**EXERCISE PROMPT:** Which lines hold the word "value"? Show each of them.
══ DATASET RECORDS ══
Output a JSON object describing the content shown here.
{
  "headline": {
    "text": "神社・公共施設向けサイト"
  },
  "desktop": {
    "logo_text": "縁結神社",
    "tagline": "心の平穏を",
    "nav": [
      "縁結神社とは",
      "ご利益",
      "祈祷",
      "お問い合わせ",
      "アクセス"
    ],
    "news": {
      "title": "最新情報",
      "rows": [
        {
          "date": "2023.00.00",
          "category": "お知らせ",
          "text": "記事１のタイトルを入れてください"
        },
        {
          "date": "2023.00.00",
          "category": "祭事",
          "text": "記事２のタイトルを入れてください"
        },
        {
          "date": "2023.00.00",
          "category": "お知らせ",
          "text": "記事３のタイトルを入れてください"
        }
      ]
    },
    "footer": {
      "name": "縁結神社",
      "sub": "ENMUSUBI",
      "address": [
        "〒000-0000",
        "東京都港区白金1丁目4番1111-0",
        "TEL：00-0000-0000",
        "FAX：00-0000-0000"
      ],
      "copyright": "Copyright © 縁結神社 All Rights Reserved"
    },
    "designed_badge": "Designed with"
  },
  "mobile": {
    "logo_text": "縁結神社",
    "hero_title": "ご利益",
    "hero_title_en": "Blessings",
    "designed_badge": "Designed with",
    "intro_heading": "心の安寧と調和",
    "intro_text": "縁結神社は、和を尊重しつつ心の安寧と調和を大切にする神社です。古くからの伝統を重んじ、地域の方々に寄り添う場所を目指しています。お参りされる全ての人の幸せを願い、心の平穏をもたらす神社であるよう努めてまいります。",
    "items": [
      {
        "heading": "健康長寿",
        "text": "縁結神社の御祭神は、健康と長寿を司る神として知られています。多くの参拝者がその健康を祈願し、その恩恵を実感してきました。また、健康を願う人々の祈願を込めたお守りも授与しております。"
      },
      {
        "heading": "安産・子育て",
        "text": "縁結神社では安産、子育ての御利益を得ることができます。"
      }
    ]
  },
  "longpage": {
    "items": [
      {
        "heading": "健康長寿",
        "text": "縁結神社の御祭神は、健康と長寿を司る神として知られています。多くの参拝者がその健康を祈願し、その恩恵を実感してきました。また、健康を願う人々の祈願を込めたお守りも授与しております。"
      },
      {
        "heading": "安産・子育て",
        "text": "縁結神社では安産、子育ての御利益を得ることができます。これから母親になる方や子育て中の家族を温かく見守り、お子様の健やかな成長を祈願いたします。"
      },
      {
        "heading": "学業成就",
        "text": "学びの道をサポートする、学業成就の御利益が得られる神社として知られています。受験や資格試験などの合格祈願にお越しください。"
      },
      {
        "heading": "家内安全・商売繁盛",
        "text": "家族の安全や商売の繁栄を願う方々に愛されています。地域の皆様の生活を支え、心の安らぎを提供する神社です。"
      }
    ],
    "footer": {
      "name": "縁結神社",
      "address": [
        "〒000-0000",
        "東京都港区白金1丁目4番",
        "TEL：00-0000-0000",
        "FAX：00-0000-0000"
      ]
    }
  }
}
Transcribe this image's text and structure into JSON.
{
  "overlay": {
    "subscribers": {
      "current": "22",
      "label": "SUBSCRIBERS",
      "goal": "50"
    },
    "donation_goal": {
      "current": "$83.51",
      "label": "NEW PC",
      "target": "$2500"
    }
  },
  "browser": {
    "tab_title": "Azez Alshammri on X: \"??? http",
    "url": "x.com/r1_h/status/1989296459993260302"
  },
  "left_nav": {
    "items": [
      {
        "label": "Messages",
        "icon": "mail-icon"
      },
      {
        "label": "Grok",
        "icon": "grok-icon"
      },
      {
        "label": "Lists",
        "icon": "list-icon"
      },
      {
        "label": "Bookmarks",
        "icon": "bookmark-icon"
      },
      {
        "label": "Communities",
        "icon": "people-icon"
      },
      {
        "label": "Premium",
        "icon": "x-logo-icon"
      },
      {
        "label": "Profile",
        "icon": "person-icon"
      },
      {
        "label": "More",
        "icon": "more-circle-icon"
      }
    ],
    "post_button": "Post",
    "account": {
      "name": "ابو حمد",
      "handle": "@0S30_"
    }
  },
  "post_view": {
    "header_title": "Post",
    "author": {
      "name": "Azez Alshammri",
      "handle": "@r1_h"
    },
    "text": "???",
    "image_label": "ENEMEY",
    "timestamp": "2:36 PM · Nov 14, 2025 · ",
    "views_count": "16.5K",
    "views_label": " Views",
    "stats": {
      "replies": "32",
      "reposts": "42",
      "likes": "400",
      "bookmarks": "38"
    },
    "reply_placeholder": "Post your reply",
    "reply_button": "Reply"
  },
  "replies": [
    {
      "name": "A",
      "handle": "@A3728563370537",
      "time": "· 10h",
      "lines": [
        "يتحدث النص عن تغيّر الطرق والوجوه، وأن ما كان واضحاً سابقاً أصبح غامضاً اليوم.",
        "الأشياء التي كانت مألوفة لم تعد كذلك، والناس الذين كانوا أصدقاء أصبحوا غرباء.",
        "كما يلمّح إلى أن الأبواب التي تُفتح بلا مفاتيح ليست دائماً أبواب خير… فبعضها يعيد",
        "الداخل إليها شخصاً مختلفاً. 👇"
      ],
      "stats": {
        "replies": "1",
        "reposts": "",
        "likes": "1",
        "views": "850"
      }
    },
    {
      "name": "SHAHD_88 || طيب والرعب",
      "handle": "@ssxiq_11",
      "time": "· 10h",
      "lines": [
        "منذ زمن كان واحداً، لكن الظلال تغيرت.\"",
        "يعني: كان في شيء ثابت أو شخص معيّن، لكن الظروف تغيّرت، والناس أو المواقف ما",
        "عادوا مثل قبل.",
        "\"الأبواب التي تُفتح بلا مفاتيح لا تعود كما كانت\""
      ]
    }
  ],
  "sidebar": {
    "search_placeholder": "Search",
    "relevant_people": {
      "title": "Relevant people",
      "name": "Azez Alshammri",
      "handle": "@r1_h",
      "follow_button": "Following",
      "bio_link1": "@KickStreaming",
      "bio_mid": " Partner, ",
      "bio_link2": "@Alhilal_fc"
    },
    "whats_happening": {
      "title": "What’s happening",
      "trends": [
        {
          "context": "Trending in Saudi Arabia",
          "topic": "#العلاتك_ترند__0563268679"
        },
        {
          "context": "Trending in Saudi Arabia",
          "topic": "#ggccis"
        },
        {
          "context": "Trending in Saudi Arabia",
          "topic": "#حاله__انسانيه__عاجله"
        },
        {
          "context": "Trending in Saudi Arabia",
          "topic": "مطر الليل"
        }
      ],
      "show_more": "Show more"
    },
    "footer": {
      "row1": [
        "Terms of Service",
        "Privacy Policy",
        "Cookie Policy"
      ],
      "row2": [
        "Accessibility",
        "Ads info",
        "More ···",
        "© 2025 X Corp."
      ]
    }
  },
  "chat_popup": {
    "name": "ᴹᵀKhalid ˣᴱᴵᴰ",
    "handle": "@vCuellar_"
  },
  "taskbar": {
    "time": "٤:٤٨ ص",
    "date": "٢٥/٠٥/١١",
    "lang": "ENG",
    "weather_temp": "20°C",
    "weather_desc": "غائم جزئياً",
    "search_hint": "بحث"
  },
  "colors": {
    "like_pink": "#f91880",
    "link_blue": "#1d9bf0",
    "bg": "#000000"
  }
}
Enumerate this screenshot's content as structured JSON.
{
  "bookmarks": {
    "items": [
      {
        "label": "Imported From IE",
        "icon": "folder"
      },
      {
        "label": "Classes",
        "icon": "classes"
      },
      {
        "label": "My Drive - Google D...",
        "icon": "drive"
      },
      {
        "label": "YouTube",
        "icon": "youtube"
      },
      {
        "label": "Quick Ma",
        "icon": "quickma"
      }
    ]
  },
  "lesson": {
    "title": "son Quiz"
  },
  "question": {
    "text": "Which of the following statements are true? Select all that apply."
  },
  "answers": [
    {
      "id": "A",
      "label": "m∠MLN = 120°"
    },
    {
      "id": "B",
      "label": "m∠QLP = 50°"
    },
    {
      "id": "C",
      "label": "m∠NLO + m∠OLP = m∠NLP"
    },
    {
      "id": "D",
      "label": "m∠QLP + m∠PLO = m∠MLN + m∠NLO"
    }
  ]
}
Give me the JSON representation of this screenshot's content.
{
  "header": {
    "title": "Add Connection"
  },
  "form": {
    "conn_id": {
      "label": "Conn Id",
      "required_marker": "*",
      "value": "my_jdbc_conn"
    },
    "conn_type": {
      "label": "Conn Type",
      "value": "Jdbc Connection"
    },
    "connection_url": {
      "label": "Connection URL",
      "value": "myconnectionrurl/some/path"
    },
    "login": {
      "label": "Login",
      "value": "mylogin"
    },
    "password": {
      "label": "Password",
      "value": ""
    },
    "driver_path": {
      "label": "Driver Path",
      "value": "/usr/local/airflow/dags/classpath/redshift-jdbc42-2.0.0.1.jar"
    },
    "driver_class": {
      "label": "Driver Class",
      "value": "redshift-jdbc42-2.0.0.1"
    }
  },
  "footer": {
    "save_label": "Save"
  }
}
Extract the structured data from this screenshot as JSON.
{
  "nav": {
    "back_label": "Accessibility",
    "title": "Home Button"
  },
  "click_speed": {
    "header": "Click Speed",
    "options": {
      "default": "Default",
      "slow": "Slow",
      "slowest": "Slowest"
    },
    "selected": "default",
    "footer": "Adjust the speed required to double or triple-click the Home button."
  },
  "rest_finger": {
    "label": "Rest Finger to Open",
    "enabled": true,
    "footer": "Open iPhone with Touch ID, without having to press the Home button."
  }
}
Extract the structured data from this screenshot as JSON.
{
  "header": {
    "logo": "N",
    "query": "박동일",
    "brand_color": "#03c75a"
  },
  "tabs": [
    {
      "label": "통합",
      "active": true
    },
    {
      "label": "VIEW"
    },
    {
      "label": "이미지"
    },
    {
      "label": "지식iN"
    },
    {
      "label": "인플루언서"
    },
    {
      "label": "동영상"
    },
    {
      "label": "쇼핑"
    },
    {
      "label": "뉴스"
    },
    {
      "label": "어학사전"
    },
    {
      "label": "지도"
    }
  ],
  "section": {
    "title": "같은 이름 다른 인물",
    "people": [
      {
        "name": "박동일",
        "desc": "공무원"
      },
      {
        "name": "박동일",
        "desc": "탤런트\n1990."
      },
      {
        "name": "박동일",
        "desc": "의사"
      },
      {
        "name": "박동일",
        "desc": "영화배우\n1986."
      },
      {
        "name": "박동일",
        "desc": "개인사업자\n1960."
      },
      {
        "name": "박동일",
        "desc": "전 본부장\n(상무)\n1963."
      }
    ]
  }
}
═══
**WRITTEN SOLUTION:**
      "value": "my_jdbc_conn"
      "value": "Jdbc Connection"
      "value": "myconnectionrurl/some/path"
      "value": "mylogin"
      "value": ""
      "value": "/usr/local/airflow/dags/classpath/redshift-jdbc42-2.0.0.1.jar"
      "value": "redshift-jdbc42-2.0.0.1"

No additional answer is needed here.